**TASK GOAL:** Output every record below exactly as it appears.

-- BEGIN MATERIAL PROVIDED --

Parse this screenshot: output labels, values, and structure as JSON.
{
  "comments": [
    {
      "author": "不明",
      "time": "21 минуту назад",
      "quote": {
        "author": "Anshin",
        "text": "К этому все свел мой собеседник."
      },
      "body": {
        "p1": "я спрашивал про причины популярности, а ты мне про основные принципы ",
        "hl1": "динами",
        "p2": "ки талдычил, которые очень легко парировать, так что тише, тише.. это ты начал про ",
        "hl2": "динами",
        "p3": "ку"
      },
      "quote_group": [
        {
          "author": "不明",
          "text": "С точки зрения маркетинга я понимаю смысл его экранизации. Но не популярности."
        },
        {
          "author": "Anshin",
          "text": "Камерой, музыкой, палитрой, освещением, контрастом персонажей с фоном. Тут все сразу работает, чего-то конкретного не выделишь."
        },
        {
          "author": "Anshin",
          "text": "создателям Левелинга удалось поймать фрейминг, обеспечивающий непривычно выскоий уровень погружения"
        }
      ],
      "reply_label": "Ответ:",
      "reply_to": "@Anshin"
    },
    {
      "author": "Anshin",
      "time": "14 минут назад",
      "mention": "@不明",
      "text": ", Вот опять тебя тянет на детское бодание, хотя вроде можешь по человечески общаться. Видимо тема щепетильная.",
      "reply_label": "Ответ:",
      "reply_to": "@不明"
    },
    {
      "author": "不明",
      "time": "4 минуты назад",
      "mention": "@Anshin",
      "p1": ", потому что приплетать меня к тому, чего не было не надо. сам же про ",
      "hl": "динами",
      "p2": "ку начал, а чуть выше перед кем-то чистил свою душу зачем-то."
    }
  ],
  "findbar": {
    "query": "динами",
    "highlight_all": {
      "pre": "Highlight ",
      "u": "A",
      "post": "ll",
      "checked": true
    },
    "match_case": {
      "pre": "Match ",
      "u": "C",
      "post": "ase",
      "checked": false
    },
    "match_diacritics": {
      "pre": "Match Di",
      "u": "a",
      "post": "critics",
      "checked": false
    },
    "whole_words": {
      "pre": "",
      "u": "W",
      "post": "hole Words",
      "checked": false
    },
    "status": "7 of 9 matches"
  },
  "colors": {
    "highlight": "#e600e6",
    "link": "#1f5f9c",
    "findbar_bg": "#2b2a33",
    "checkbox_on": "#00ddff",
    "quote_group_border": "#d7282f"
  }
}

-- END MATERIAL PROVIDED --

**PROBLEM SOLUTION:**
Parse this screenshot: output labels, values, and structure as JSON.
{
  "comments": [
    {
      "author": "不明",
      "time": "21 минуту назад",
      "quote": {
        "author": "Anshin",
        "text": "К этому все свел мой собеседник."
      },
      "body": {
        "p1": "я спрашивал про причины популярности, а ты мне про основные принципы ",
        "hl1": "динами",
        "p2": "ки талдычил, которые очень легко парировать, так что тише, тише.. это ты начал про ",
        "hl2": "динами",
        "p3": "ку"
      },
      "quote_group": [
        {
          "author": "不明",
          "text": "С точки зрения маркетинга я понимаю смысл его экранизации. Но не популярности."
        },
        {
          "author": "Anshin",
          "text": "Камерой, музыкой, палитрой, освещением, контрастом персонажей с фоном. Тут все сразу работает, чего-то конкретного не выделишь."
        },
        {
          "author": "Anshin",
          "text": "создателям Левелинга удалось поймать фрейминг, обеспечивающий непривычно выскоий уровень погружения"
        }
      ],
      "reply_label": "Ответ:",
      "reply_to": "@Anshin"
    },
    {
      "author": "Anshin",
      "time": "14 минут назад",
      "mention": "@不明",
      "text": ", Вот опять тебя тянет на детское бодание, хотя вроде можешь по человечески общаться. Видимо тема щепетильная.",
      "reply_label": "Ответ:",
      "reply_to": "@不明"
    },
    {
      "author": "不明",
      "time": "4 минуты назад",
      "mention": "@Anshin",
      "p1": ", потому что приплетать меня к тому, чего не было не надо. сам же про ",
      "hl": "динами",
      "p2": "ку начал, а чуть выше перед кем-то чистил свою душу зачем-то."
    }
  ],
  "findbar": {
    "query": "динами",
    "highlight_all": {
      "pre": "Highlight ",
      "u": "A",
      "post": "ll",
      "checked": true
    },
    "match_case": {
      "pre": "Match ",
      "u": "C",
      "post": "ase",
      "checked": false
    },
    "match_diacritics": {
      "pre": "Match Di",
      "u": "a",
      "post": "critics",
      "checked": false
    },
    "whole_words": {
      "pre": "",
      "u": "W",
      "post": "hole Words",
      "checked": false
    },
    "status": "7 of 9 matches"
  },
  "colors": {
    "highlight": "#e600e6",
    "link": "#1f5f9c",
    "findbar_bg": "#2b2a33",
    "checkbox_on": "#00ddff",
    "quote_group_border": "#d7282f"
  }
}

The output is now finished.